» **Task to carry out**
Track down every line below that holds "true" and copy it.
---------- Listing
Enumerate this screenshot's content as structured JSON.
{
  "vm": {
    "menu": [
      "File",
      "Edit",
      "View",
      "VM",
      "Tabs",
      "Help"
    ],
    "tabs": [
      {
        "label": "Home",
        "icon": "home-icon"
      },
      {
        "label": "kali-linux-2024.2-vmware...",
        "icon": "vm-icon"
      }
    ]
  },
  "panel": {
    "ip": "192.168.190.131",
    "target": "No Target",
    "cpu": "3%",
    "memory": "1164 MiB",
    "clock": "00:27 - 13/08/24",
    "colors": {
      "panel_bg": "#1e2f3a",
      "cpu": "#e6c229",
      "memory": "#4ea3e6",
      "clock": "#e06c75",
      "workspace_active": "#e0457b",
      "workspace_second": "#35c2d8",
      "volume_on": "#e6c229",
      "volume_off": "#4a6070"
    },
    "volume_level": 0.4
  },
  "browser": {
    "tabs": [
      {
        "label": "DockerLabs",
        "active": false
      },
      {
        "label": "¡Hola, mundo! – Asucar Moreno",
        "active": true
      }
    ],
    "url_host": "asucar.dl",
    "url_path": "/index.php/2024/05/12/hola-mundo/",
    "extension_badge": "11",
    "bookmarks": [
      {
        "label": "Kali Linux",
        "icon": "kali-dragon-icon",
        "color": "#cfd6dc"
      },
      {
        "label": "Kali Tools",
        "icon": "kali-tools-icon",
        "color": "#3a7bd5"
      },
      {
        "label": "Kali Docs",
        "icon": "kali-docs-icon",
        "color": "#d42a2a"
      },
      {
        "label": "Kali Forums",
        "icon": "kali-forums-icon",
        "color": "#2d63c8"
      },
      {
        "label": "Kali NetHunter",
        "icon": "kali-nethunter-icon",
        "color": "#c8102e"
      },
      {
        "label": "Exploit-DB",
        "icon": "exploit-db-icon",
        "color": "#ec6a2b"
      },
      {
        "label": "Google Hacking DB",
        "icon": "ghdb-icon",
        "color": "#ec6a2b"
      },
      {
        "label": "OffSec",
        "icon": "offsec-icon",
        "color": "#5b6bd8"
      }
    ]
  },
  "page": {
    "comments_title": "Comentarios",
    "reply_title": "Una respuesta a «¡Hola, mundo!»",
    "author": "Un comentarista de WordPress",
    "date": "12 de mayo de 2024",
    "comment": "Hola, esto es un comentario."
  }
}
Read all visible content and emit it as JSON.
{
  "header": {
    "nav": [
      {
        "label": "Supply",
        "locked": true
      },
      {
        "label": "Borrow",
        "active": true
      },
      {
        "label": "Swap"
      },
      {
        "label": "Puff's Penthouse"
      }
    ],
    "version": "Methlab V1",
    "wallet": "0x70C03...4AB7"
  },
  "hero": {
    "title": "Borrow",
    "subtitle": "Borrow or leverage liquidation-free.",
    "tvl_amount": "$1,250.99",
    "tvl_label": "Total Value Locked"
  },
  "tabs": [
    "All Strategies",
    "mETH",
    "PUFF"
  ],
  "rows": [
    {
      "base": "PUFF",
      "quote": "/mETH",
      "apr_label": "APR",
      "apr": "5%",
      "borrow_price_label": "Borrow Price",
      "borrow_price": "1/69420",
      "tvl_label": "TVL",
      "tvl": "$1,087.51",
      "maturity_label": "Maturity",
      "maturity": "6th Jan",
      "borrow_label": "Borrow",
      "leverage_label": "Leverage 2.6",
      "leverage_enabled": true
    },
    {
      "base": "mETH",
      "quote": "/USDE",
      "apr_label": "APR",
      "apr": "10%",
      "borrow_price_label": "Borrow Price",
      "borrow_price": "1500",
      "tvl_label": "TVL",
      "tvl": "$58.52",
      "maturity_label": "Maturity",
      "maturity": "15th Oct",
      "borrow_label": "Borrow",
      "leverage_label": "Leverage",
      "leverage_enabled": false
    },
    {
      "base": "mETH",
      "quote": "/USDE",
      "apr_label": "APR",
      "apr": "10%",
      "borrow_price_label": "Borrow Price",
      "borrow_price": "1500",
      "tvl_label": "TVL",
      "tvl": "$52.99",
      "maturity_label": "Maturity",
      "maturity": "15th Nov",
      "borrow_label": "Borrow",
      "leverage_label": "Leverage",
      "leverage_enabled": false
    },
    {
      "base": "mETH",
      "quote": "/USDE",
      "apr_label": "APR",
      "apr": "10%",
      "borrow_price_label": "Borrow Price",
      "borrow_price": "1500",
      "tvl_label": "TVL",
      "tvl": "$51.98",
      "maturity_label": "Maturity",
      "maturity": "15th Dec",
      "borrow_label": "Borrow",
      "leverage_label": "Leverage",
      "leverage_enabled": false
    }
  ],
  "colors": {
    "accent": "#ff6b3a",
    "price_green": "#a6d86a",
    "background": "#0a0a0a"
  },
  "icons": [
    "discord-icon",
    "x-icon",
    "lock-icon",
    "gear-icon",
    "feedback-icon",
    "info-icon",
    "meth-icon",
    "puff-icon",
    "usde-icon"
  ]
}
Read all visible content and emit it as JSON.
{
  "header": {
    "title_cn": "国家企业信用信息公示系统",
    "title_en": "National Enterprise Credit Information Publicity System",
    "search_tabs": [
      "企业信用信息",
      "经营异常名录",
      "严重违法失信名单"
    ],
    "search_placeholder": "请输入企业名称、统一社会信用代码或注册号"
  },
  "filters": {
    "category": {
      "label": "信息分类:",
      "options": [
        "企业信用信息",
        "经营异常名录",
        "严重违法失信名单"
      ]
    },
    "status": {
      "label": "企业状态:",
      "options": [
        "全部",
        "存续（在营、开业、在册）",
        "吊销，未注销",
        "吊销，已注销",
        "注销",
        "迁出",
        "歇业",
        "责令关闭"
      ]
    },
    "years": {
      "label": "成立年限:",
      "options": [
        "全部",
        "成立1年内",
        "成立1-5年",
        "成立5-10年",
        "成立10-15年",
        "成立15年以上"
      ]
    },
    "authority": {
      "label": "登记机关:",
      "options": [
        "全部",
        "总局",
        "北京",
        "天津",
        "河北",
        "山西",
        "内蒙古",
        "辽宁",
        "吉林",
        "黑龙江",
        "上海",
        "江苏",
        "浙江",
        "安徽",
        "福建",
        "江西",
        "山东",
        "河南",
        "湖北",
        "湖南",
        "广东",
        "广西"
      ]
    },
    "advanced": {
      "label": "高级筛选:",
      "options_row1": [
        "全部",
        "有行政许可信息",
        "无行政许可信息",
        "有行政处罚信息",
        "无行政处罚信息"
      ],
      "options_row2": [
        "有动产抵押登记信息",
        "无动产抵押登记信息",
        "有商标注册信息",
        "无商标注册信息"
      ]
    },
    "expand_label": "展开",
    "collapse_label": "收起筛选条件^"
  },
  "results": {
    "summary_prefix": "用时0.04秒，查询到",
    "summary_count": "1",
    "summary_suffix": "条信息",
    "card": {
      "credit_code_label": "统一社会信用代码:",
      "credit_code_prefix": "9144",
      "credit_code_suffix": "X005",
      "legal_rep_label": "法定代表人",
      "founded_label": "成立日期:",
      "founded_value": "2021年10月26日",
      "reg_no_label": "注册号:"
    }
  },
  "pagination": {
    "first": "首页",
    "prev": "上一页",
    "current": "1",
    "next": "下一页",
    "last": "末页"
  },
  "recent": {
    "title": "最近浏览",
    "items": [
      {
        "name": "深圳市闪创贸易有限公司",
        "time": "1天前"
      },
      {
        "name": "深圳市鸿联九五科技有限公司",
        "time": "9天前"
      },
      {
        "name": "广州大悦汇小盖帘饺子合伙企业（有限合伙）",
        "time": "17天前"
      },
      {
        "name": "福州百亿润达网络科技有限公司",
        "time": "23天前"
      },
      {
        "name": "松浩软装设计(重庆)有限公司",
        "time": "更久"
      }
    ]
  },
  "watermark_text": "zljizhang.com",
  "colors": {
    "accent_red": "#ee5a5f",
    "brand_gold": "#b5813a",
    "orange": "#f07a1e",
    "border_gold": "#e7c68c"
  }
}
--------------------
» **Correct answer**
        "active": true
        "locked": true
        "active": true
      "leverage_enabled": true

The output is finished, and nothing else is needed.